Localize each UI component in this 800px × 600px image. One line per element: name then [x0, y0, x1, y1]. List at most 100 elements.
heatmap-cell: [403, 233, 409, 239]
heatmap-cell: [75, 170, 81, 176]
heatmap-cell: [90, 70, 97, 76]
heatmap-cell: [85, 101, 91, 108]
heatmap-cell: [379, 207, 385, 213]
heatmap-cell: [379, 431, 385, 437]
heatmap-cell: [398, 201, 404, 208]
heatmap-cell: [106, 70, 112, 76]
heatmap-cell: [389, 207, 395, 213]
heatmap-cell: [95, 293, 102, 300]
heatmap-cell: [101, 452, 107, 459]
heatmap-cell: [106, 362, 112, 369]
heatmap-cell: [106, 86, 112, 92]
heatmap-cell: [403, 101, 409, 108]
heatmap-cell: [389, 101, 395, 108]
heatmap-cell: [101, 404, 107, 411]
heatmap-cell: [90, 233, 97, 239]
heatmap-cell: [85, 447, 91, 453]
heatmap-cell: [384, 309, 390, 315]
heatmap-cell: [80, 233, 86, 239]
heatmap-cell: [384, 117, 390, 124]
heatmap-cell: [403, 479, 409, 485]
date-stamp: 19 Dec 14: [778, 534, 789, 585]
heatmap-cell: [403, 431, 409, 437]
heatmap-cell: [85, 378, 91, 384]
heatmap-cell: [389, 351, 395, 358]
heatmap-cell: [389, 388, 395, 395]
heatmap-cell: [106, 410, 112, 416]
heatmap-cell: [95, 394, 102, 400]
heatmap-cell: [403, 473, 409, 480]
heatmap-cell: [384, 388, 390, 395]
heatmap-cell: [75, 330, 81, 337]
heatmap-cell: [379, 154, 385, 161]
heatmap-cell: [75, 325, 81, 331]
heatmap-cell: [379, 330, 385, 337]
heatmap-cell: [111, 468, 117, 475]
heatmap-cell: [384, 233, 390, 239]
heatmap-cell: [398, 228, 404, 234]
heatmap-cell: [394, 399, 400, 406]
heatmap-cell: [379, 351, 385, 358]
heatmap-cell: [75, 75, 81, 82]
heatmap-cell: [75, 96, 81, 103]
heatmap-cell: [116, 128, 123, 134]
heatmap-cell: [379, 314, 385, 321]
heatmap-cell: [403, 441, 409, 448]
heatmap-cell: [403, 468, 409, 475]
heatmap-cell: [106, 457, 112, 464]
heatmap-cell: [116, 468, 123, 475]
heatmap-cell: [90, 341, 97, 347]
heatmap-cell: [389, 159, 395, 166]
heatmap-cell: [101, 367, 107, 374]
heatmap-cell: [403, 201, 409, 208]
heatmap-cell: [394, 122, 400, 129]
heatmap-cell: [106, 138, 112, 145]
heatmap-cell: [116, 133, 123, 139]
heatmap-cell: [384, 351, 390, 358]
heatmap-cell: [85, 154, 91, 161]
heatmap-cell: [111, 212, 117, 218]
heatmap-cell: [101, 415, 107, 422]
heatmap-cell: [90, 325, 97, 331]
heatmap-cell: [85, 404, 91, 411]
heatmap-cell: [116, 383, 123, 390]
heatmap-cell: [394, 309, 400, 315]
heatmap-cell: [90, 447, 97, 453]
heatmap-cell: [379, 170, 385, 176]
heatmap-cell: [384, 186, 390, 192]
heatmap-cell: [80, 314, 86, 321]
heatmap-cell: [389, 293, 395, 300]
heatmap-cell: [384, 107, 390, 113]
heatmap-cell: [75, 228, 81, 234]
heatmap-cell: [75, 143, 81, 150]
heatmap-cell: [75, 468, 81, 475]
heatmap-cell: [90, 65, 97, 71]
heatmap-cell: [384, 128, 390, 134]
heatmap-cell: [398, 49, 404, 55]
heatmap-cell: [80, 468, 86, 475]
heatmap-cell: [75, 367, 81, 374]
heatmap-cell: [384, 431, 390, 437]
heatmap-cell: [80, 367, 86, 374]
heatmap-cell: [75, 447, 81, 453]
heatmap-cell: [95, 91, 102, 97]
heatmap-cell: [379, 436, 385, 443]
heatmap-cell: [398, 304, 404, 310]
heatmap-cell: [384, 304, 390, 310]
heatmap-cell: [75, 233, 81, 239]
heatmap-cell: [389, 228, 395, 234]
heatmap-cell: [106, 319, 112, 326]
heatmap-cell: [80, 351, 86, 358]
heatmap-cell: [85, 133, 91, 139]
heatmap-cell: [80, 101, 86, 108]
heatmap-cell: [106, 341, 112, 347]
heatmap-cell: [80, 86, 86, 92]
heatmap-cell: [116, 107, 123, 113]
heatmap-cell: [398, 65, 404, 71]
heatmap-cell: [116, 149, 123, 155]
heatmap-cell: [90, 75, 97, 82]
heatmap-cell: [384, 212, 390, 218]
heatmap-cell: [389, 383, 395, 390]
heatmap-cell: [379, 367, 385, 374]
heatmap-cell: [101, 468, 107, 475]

==========

Rewrite the data from its first line up to and including the line with "heatmap-cell: [111, 468, 117, 475]", putting "grid-tile" in place of "heatmap-cell" and keeping everything else the same.

Localize each UI component in this 800px × 600px image. One line per element: name then [x0, y0, x1, y1]. List at most 100 elements.
grid-tile: [403, 233, 409, 239]
grid-tile: [75, 170, 81, 176]
grid-tile: [90, 70, 97, 76]
grid-tile: [85, 101, 91, 108]
grid-tile: [379, 207, 385, 213]
grid-tile: [379, 431, 385, 437]
grid-tile: [398, 201, 404, 208]
grid-tile: [106, 70, 112, 76]
grid-tile: [389, 207, 395, 213]
grid-tile: [95, 293, 102, 300]
grid-tile: [101, 452, 107, 459]
grid-tile: [106, 362, 112, 369]
grid-tile: [106, 86, 112, 92]
grid-tile: [403, 101, 409, 108]
grid-tile: [389, 101, 395, 108]
grid-tile: [101, 404, 107, 411]
grid-tile: [90, 233, 97, 239]
grid-tile: [85, 447, 91, 453]
grid-tile: [384, 309, 390, 315]
grid-tile: [80, 233, 86, 239]
grid-tile: [384, 117, 390, 124]
grid-tile: [403, 479, 409, 485]
date-stamp: 19 Dec 14: [778, 534, 789, 585]
grid-tile: [403, 431, 409, 437]
grid-tile: [85, 378, 91, 384]
grid-tile: [389, 351, 395, 358]
grid-tile: [389, 388, 395, 395]
grid-tile: [106, 410, 112, 416]
grid-tile: [95, 394, 102, 400]
grid-tile: [403, 473, 409, 480]
grid-tile: [384, 388, 390, 395]
grid-tile: [75, 330, 81, 337]
grid-tile: [379, 154, 385, 161]
grid-tile: [75, 325, 81, 331]
grid-tile: [379, 330, 385, 337]
grid-tile: [111, 468, 117, 475]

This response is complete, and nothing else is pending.